--- start of GIVEN RECORDS ---

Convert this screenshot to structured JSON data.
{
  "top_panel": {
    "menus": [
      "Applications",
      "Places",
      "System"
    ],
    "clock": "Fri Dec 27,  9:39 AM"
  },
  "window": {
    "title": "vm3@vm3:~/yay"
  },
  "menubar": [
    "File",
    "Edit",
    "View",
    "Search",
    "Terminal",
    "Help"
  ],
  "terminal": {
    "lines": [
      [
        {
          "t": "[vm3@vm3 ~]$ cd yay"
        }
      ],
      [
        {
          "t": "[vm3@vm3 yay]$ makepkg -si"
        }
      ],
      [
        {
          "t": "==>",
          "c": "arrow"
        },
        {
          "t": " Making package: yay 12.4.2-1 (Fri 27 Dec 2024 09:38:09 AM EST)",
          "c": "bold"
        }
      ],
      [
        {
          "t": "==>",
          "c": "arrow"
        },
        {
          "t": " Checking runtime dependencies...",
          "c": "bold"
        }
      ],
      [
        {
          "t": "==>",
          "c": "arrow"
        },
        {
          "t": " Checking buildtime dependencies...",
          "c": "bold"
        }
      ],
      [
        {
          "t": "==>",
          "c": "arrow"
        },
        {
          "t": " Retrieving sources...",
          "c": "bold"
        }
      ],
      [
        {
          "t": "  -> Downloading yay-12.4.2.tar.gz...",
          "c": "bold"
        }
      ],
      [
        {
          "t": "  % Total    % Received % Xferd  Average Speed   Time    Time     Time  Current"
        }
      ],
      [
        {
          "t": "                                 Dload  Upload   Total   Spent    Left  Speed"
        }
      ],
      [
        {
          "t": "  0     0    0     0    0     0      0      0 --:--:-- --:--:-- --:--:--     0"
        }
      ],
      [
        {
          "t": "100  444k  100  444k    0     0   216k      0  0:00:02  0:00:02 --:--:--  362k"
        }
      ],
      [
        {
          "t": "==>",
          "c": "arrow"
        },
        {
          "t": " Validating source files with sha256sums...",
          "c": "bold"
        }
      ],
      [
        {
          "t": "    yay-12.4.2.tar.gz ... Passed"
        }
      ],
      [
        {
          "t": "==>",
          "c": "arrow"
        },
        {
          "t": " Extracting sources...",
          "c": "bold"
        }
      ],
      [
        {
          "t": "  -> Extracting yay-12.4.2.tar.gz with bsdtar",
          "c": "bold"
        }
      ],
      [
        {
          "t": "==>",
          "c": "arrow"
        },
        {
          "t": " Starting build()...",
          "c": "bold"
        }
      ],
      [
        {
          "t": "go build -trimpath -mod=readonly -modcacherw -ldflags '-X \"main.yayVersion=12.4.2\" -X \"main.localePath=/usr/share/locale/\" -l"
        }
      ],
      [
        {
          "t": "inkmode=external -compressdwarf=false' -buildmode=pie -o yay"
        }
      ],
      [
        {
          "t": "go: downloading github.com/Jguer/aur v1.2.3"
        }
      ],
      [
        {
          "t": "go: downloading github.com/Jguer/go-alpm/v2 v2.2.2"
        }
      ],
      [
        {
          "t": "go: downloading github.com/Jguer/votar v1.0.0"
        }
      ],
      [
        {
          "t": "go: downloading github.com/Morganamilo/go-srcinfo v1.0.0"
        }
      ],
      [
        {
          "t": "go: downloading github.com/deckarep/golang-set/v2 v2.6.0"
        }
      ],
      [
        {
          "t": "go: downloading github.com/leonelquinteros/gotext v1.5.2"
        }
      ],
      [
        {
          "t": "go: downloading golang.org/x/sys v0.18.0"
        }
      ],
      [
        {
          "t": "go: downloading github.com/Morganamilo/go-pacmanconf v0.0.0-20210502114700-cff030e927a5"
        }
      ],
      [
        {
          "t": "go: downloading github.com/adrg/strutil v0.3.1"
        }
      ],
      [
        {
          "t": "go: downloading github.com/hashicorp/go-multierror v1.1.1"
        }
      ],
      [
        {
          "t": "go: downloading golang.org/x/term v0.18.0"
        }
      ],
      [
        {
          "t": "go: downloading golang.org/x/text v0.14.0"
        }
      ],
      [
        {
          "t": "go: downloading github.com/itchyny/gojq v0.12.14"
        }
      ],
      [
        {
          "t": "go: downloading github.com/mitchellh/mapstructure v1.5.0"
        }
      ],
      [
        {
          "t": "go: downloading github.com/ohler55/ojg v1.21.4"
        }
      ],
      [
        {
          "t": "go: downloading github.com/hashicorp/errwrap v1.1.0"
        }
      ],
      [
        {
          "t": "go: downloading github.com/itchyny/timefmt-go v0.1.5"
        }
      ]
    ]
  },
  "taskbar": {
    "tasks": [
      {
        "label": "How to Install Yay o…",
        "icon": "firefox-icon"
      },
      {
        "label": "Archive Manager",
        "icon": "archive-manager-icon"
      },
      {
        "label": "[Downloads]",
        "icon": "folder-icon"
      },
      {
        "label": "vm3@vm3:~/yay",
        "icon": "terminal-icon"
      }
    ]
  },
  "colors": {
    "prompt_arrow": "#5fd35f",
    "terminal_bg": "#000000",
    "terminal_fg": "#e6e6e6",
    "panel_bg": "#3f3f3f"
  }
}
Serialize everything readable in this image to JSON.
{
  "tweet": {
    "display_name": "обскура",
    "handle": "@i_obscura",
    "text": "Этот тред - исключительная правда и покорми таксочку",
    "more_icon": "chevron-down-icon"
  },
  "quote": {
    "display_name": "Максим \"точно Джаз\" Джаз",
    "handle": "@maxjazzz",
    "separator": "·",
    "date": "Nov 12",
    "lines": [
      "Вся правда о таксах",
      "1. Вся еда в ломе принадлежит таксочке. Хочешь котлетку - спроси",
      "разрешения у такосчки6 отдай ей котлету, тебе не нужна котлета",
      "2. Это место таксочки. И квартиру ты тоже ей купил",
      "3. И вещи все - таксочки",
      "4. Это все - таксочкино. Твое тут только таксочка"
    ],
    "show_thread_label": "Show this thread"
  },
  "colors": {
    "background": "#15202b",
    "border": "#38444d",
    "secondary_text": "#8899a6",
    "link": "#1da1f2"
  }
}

--- end of GIVEN RECORDS ---

• TASK REQUIREMENTS: Each line of the listing should be copied exactly.

• SOLUTION TO THE EXERCISE:
Convert this screenshot to structured JSON data.
{
  "top_panel": {
    "menus": [
      "Applications",
      "Places",
      "System"
    ],
    "clock": "Fri Dec 27,  9:39 AM"
  },
  "window": {
    "title": "vm3@vm3:~/yay"
  },
  "menubar": [
    "File",
    "Edit",
    "View",
    "Search",
    "Terminal",
    "Help"
  ],
  "terminal": {
    "lines": [
      [
        {
          "t": "[vm3@vm3 ~]$ cd yay"
        }
      ],
      [
        {
          "t": "[vm3@vm3 yay]$ makepkg -si"
        }
      ],
      [
        {
          "t": "==>",
          "c": "arrow"
        },
        {
          "t": " Making package: yay 12.4.2-1 (Fri 27 Dec 2024 09:38:09 AM EST)",
          "c": "bold"
        }
      ],
      [
        {
          "t": "==>",
          "c": "arrow"
        },
        {
          "t": " Checking runtime dependencies...",
          "c": "bold"
        }
      ],
      [
        {
          "t": "==>",
          "c": "arrow"
        },
        {
          "t": " Checking buildtime dependencies...",
          "c": "bold"
        }
      ],
      [
        {
          "t": "==>",
          "c": "arrow"
        },
        {
          "t": " Retrieving sources...",
          "c": "bold"
        }
      ],
      [
        {
          "t": "  -> Downloading yay-12.4.2.tar.gz...",
          "c": "bold"
        }
      ],
      [
        {
          "t": "  % Total    % Received % Xferd  Average Speed   Time    Time     Time  Current"
        }
      ],
      [
        {
          "t": "                                 Dload  Upload   Total   Spent    Left  Speed"
        }
      ],
      [
        {
          "t": "  0     0    0     0    0     0      0      0 --:--:-- --:--:-- --:--:--     0"
        }
      ],
      [
        {
          "t": "100  444k  100  444k    0     0   216k      0  0:00:02  0:00:02 --:--:--  362k"
        }
      ],
      [
        {
          "t": "==>",
          "c": "arrow"
        },
        {
          "t": " Validating source files with sha256sums...",
          "c": "bold"
        }
      ],
      [
        {
          "t": "    yay-12.4.2.tar.gz ... Passed"
        }
      ],
      [
        {
          "t": "==>",
          "c": "arrow"
        },
        {
          "t": " Extracting sources...",
          "c": "bold"
        }
      ],
      [
        {
          "t": "  -> Extracting yay-12.4.2.tar.gz with bsdtar",
          "c": "bold"
        }
      ],
      [
        {
          "t": "==>",
          "c": "arrow"
        },
        {
          "t": " Starting build()...",
          "c": "bold"
        }
      ],
      [
        {
          "t": "go build -trimpath -mod=readonly -modcacherw -ldflags '-X \"main.yayVersion=12.4.2\" -X \"main.localePath=/usr/share/locale/\" -l"
        }
      ],
      [
        {
          "t": "inkmode=external -compressdwarf=false' -buildmode=pie -o yay"
        }
      ],
      [
        {
          "t": "go: downloading github.com/Jguer/aur v1.2.3"
        }
      ],
      [
        {
          "t": "go: downloading github.com/Jguer/go-alpm/v2 v2.2.2"
        }
      ],
      [
        {
          "t": "go: downloading github.com/Jguer/votar v1.0.0"
        }
      ],
      [
        {
          "t": "go: downloading github.com/Morganamilo/go-srcinfo v1.0.0"
        }
      ],
      [
        {
          "t": "go: downloading github.com/deckarep/golang-set/v2 v2.6.0"
        }
      ],
      [
        {
          "t": "go: downloading github.com/leonelquinteros/gotext v1.5.2"
        }
      ],
      [
        {
          "t": "go: downloading golang.org/x/sys v0.18.0"
        }
      ],
      [
        {
          "t": "go: downloading github.com/Morganamilo/go-pacmanconf v0.0.0-20210502114700-cff030e927a5"
        }
      ],
      [
        {
          "t": "go: downloading github.com/adrg/strutil v0.3.1"
        }
      ],
      [
        {
          "t": "go: downloading github.com/hashicorp/go-multierror v1.1.1"
        }
      ],
      [
        {
          "t": "go: downloading golang.org/x/term v0.18.0"
        }
      ],
      [
        {
          "t": "go: downloading golang.org/x/text v0.14.0"
        }
      ],
      [
        {
          "t": "go: downloading github.com/itchyny/gojq v0.12.14"
        }
      ],
      [
        {
          "t": "go: downloading github.com/mitchellh/mapstructure v1.5.0"
        }
      ],
      [
        {
          "t": "go: downloading github.com/ohler55/ojg v1.21.4"
        }
      ],
      [
        {
          "t": "go: downloading github.com/hashicorp/errwrap v1.1.0"
        }
      ],
      [
        {
          "t": "go: downloading github.com/itchyny/timefmt-go v0.1.5"
        }
      ]
    ]
  },
  "taskbar": {
    "tasks": [
      {
        "label": "How to Install Yay o…",
        "icon": "firefox-icon"
      },
      {
        "label": "Archive Manager",
        "icon": "archive-manager-icon"
      },
      {
        "label": "[Downloads]",
        "icon": "folder-icon"
      },
      {
        "label": "vm3@vm3:~/yay",
        "icon": "terminal-icon"
      }
    ]
  },
  "colors": {
    "prompt_arrow": "#5fd35f",
    "terminal_bg": "#000000",
    "terminal_fg": "#e6e6e6",
    "panel_bg": "#3f3f3f"
  }
}
Serialize everything readable in this image to JSON.
{
  "tweet": {
    "display_name": "обскура",
    "handle": "@i_obscura",
    "text": "Этот тред - исключительная правда и покорми таксочку",
    "more_icon": "chevron-down-icon"
  },
  "quote": {
    "display_name": "Максим \"точно Джаз\" Джаз",
    "handle": "@maxjazzz",
    "separator": "·",
    "date": "Nov 12",
    "lines": [
      "Вся правда о таксах",
      "1. Вся еда в ломе принадлежит таксочке. Хочешь котлетку - спроси",
      "разрешения у такосчки6 отдай ей котлету, тебе не нужна котлета",
      "2. Это место таксочки. И квартиру ты тоже ей купил",
      "3. И вещи все - таксочки",
      "4. Это все - таксочкино. Твое тут только таксочка"
    ],
    "show_thread_label": "Show this thread"
  },
  "colors": {
    "background": "#15202b",
    "border": "#38444d",
    "secondary_text": "#8899a6",
    "link": "#1da1f2"
  }
}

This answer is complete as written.